INSTRUCTIONS TO FOLLOW
Answer with a single number: the count of lines that include the string "Marie".

INPUT ROWS
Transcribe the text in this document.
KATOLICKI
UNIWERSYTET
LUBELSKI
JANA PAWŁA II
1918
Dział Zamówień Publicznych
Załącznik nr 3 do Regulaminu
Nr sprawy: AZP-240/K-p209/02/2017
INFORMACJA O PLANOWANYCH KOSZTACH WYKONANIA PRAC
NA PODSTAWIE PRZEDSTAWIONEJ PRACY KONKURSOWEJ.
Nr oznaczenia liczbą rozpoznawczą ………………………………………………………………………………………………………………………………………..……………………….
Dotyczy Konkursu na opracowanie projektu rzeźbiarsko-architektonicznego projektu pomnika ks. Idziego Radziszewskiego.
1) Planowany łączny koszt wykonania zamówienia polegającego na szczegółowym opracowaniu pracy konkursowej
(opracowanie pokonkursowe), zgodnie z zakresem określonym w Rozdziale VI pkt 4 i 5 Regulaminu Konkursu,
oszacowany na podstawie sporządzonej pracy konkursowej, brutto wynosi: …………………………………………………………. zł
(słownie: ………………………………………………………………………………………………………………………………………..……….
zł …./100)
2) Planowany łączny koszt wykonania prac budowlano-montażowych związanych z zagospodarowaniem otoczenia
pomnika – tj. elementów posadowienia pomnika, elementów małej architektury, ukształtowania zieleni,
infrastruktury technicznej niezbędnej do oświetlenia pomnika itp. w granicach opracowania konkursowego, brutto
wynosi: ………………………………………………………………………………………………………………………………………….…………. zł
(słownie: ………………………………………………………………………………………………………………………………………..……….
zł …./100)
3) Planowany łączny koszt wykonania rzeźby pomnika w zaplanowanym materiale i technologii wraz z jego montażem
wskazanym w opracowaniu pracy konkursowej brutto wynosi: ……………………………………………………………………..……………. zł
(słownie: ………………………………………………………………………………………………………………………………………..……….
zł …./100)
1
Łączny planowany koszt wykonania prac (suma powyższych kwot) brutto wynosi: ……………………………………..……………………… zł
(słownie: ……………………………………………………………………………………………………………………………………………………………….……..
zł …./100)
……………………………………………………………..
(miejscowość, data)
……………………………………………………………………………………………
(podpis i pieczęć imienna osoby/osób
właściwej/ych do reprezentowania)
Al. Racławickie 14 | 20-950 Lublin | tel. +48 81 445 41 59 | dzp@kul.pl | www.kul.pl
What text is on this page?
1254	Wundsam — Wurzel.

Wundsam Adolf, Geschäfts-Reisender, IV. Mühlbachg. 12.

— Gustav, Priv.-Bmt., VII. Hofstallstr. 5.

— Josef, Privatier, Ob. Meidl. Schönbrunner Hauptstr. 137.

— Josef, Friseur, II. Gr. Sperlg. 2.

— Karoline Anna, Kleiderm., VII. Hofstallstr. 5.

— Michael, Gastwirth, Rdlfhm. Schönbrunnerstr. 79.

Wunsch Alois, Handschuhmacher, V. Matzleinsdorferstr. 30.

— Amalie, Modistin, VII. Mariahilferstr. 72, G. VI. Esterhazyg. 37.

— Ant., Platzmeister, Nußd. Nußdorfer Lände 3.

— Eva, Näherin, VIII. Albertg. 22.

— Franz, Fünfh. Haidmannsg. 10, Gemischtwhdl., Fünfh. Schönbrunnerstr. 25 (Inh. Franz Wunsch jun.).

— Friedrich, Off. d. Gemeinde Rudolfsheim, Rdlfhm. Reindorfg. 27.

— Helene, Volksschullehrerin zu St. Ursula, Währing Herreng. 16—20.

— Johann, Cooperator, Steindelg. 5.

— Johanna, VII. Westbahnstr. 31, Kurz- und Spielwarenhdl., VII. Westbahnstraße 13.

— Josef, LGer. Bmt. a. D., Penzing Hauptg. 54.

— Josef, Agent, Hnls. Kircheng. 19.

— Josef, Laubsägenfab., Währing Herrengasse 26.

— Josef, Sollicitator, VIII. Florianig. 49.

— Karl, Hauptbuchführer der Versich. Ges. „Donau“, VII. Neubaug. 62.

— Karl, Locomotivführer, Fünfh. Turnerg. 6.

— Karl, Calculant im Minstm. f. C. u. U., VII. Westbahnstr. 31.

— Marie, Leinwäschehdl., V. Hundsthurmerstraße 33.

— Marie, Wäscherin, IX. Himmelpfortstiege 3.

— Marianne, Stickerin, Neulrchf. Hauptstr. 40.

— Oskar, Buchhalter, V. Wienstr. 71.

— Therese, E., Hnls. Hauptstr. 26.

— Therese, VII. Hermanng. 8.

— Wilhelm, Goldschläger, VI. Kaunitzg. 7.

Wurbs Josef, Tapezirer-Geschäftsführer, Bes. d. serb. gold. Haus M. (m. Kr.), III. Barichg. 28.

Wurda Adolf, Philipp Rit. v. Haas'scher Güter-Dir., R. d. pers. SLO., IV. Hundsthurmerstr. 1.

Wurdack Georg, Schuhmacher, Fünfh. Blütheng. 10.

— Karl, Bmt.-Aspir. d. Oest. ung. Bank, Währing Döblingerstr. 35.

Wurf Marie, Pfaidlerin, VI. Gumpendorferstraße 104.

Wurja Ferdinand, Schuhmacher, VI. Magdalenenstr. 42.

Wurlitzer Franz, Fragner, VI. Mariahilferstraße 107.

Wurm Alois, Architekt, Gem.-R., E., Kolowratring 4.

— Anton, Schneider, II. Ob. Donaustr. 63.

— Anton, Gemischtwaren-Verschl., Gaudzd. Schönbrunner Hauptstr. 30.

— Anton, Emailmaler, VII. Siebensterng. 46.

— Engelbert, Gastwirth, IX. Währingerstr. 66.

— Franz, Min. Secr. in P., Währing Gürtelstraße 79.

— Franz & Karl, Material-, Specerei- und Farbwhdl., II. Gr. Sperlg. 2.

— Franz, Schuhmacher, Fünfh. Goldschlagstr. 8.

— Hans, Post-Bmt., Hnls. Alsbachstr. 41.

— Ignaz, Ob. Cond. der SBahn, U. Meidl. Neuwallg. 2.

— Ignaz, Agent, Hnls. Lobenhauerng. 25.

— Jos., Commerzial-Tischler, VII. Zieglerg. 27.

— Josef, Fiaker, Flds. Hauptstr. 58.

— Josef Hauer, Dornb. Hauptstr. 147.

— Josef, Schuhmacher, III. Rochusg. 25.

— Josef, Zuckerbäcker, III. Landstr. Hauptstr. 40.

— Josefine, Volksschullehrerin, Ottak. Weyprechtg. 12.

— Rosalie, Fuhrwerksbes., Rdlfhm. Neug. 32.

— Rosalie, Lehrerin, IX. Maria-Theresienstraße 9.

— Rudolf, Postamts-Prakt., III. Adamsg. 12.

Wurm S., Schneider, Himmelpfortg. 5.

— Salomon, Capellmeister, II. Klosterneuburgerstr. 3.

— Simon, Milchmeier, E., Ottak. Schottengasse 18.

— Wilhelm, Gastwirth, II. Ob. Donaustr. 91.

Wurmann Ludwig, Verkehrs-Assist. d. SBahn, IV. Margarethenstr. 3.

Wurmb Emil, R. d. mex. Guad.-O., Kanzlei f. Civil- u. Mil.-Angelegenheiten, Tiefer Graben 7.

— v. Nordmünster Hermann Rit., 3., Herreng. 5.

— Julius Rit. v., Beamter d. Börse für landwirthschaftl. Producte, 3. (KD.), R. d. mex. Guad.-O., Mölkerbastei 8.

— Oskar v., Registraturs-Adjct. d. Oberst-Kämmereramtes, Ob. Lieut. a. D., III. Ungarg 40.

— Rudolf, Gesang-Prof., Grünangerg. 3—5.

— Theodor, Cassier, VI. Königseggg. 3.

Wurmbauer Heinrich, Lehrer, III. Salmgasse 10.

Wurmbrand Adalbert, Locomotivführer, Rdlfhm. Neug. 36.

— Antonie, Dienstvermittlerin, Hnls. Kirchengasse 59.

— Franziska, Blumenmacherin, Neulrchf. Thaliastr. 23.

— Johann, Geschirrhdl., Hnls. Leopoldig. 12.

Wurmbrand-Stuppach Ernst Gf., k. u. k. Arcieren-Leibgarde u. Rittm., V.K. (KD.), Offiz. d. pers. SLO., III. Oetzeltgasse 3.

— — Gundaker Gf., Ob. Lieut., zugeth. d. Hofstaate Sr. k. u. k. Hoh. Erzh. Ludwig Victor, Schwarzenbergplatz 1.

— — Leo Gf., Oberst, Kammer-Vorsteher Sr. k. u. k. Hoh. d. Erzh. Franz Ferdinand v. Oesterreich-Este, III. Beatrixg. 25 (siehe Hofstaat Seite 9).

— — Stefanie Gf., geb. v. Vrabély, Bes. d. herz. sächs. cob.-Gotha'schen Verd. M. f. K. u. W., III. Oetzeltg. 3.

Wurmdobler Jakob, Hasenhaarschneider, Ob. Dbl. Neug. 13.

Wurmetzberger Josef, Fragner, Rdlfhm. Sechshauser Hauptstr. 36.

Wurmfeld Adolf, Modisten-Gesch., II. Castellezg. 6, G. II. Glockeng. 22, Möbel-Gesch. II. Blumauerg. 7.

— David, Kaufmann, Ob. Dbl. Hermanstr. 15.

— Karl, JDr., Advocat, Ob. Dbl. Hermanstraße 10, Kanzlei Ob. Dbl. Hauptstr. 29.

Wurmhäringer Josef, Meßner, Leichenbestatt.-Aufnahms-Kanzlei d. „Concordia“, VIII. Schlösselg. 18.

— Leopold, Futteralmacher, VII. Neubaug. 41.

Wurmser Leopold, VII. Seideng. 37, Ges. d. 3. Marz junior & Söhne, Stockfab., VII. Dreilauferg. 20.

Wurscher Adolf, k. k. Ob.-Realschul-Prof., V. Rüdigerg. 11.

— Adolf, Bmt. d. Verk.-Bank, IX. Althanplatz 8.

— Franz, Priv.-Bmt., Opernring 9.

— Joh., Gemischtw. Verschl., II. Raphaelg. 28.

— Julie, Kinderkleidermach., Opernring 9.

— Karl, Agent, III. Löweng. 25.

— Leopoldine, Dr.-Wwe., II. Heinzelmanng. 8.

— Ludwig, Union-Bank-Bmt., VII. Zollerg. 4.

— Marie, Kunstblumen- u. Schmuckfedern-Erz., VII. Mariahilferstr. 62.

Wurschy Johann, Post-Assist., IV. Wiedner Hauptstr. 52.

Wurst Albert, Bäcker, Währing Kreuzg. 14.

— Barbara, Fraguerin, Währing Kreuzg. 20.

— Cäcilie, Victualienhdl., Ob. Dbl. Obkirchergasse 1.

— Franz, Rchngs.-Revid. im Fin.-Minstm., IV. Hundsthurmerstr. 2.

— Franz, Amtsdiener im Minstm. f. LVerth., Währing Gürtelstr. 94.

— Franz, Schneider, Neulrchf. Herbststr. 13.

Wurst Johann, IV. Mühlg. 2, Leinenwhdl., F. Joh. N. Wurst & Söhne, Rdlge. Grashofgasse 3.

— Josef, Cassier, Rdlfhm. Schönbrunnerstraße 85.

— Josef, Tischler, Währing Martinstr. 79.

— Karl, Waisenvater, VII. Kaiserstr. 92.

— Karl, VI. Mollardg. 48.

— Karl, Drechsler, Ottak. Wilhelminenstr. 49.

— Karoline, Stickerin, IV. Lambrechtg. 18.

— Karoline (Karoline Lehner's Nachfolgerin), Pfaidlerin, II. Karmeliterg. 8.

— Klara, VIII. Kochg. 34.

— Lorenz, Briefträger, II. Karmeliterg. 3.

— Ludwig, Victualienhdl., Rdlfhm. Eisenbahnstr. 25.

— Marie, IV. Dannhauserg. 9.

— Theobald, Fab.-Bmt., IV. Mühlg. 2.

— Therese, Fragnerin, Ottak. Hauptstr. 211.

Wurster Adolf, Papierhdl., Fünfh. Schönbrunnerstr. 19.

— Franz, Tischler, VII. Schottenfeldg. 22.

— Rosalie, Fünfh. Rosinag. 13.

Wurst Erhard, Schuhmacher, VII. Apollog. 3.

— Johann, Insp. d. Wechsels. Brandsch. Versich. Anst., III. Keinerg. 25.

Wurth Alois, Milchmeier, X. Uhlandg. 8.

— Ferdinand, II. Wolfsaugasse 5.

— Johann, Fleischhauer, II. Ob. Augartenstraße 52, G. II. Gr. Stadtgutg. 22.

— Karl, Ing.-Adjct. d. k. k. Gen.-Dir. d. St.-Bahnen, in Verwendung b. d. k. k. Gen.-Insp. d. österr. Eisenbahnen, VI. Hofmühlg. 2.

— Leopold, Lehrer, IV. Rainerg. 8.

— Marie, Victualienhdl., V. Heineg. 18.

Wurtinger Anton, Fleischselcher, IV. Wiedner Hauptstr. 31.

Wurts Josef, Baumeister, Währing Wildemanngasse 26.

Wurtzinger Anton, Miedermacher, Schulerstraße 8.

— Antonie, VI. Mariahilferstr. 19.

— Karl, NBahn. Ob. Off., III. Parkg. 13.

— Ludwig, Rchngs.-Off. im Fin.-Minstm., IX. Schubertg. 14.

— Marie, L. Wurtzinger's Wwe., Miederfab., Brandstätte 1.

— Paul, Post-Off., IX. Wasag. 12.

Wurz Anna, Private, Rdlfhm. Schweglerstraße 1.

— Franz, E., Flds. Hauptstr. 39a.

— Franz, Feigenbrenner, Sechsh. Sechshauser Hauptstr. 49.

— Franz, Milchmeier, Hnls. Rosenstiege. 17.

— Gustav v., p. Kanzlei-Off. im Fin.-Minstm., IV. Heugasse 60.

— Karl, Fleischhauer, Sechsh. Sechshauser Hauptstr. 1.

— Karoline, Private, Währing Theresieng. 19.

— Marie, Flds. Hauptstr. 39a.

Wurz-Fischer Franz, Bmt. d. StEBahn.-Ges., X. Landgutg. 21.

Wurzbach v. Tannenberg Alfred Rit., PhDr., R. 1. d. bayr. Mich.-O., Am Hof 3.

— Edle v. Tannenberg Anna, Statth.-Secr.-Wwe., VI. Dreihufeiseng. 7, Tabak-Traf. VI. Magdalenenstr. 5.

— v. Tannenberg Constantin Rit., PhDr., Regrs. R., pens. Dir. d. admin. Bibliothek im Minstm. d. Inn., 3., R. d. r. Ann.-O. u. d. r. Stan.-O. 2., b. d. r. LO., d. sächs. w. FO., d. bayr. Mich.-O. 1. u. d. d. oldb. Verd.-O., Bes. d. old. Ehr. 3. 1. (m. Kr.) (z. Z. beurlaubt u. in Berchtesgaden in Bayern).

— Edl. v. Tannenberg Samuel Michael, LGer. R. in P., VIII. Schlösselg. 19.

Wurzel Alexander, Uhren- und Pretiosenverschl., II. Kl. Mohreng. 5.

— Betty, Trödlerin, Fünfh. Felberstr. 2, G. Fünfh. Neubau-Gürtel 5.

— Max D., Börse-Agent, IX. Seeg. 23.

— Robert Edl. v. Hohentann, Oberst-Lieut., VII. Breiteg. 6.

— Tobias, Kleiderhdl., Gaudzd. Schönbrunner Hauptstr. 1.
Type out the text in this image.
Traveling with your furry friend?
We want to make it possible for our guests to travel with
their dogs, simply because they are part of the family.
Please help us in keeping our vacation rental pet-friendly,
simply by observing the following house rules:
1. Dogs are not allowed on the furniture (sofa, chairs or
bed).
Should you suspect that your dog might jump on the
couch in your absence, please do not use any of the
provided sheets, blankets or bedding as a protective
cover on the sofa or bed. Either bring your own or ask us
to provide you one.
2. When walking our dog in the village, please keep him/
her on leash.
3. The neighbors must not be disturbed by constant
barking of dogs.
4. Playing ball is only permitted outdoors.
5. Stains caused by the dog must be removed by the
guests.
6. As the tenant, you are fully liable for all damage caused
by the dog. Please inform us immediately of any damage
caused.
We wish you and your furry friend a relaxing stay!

RESULT OF THIS EXERCISE
8